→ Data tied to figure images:
#####

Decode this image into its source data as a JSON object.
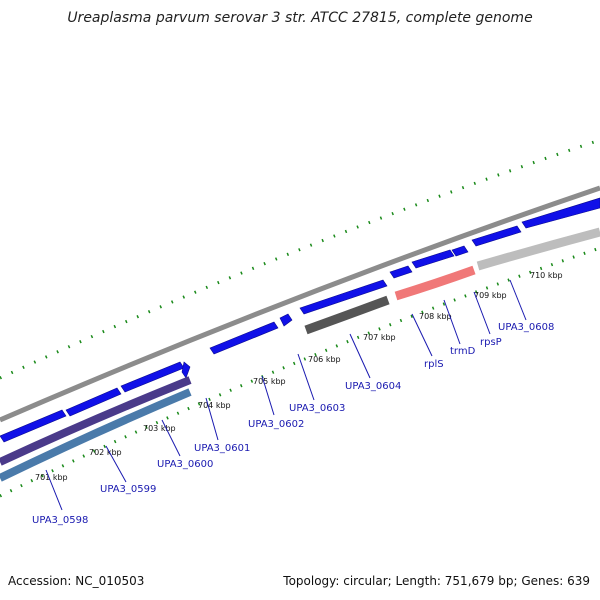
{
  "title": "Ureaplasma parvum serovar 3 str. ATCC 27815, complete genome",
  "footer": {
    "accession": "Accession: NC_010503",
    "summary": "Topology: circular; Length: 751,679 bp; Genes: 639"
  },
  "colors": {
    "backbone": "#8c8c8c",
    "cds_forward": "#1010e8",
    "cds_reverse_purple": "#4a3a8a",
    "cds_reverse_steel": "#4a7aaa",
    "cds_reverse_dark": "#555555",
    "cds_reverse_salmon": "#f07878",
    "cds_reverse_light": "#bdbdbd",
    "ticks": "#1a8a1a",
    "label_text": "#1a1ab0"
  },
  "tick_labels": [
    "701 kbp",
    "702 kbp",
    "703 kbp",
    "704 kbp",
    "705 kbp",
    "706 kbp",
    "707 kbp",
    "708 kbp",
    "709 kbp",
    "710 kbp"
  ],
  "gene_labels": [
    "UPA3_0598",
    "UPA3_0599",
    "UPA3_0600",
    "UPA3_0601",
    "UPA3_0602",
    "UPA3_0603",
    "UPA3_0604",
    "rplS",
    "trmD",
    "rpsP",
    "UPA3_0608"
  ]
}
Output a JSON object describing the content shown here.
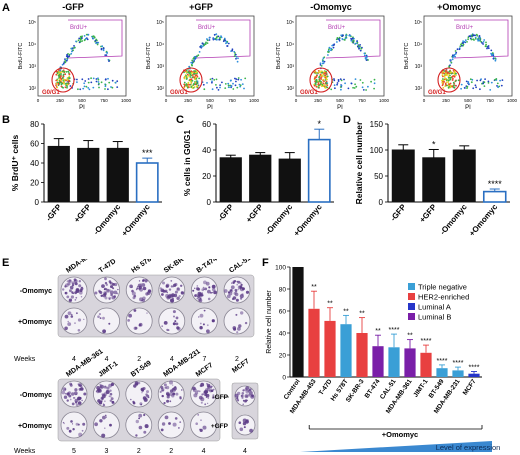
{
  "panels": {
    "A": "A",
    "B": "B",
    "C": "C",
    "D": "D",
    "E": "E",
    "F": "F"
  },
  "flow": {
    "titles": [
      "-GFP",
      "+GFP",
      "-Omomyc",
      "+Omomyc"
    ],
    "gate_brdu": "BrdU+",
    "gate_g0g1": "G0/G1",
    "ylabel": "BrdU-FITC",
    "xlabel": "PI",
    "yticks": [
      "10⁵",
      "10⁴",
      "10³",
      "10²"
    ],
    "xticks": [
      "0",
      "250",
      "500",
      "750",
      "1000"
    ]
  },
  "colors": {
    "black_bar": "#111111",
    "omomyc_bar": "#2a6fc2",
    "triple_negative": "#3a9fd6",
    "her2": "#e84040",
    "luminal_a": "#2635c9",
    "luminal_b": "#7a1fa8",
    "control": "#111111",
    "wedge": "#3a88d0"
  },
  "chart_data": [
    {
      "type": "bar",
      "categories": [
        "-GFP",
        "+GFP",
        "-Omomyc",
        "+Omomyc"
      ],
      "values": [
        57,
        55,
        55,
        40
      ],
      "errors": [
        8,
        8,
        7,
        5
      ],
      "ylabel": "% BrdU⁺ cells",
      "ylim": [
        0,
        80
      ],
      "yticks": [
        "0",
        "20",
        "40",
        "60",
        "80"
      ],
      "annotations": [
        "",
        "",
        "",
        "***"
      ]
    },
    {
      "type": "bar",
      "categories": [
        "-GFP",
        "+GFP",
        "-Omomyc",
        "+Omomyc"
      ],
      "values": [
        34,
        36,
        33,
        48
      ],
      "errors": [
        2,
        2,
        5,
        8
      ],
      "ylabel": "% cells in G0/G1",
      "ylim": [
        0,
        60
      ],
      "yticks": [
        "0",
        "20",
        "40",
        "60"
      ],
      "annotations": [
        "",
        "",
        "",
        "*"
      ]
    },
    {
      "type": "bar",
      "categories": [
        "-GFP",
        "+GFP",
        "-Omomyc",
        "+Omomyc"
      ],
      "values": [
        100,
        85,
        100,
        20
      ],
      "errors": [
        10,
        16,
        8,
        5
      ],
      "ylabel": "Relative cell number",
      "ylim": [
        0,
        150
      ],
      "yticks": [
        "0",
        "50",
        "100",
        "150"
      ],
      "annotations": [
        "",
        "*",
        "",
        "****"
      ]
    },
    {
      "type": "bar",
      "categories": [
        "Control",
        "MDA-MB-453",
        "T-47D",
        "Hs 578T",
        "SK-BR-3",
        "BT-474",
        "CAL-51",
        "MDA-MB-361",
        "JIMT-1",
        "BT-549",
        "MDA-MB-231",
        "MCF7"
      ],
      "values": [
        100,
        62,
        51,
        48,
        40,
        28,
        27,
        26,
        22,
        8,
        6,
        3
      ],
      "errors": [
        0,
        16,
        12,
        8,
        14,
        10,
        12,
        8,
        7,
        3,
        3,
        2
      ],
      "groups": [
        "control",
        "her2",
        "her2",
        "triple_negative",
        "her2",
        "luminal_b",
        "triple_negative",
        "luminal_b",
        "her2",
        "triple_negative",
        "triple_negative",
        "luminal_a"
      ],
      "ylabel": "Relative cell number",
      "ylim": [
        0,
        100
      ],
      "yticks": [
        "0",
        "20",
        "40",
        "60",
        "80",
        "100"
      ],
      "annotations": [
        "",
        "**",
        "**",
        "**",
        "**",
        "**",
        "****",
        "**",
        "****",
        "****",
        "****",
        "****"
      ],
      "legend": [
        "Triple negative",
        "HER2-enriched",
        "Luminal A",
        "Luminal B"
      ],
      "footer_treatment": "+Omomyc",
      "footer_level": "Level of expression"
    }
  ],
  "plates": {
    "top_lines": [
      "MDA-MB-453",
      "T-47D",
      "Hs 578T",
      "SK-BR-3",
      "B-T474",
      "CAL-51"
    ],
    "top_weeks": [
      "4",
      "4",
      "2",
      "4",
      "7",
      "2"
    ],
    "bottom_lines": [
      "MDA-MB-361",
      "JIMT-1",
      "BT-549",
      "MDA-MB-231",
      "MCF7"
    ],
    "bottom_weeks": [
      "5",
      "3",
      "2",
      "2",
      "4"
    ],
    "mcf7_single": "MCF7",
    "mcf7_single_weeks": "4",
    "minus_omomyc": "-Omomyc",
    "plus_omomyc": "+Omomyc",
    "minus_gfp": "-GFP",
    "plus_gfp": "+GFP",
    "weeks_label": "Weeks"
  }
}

#####

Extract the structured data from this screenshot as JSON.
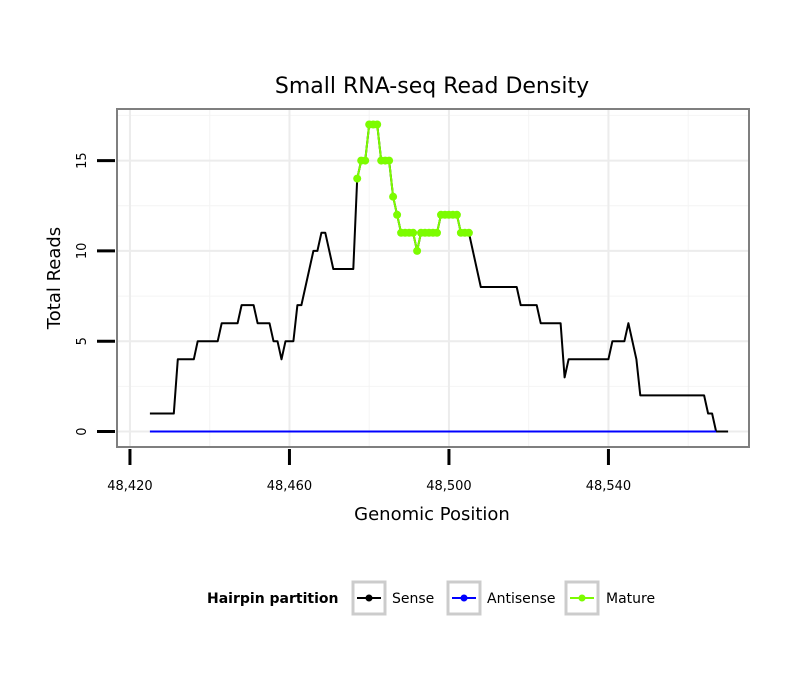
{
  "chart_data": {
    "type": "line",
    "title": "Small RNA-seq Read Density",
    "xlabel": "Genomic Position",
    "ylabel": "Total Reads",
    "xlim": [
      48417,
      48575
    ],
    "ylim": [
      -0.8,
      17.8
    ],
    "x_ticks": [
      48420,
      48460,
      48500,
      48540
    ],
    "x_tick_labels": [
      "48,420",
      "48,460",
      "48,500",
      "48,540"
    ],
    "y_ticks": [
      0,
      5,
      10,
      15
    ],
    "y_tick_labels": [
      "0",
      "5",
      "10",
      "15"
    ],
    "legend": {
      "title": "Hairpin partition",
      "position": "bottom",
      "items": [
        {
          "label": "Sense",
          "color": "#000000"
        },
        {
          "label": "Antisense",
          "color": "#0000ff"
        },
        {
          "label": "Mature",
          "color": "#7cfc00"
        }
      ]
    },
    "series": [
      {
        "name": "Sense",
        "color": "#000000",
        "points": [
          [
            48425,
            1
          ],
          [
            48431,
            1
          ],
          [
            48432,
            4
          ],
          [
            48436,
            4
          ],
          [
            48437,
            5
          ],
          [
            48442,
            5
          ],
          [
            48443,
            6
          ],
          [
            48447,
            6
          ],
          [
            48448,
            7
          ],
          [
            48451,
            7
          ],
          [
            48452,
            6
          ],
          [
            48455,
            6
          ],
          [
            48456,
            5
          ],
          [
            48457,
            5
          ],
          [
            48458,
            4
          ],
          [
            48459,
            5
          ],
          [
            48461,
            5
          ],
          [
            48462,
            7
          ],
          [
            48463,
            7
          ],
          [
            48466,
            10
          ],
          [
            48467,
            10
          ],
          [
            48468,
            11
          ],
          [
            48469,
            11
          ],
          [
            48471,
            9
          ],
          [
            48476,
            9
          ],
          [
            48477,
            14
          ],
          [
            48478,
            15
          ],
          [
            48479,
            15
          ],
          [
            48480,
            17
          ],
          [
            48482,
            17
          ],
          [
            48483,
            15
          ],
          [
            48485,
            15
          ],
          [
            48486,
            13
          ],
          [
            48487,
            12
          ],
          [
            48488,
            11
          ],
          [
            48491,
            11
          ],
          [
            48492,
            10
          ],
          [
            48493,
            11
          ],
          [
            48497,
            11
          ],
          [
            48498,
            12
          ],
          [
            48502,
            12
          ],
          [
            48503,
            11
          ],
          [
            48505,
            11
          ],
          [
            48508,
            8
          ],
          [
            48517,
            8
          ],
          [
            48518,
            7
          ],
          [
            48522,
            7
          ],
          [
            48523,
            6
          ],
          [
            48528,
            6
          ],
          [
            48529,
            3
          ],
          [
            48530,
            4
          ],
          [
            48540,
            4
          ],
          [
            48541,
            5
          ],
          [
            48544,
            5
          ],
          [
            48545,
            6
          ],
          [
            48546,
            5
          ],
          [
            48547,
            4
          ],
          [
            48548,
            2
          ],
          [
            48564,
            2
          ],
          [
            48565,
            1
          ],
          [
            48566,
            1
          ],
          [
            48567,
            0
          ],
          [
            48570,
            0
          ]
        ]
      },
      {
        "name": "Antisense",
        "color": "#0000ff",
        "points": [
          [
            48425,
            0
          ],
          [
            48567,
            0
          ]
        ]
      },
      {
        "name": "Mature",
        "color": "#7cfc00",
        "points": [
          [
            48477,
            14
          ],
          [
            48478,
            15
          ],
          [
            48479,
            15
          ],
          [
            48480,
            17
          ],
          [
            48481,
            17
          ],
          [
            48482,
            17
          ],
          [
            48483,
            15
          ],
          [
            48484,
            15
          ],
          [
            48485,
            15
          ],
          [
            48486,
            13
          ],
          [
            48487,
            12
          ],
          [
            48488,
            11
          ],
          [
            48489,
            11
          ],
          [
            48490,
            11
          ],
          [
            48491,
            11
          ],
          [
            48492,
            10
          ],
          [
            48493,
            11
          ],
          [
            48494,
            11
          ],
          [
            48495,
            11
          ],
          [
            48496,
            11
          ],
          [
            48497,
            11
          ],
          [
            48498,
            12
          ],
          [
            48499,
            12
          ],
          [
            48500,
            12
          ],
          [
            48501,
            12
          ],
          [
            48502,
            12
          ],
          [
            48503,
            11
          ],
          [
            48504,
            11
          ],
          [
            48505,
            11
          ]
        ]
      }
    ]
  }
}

#####

→ Task directions:
Search the entries for the string "name". Copy every line that has it.

→ Output:
        "name": "Sense",
        "name": "Antisense",
        "name": "Mature",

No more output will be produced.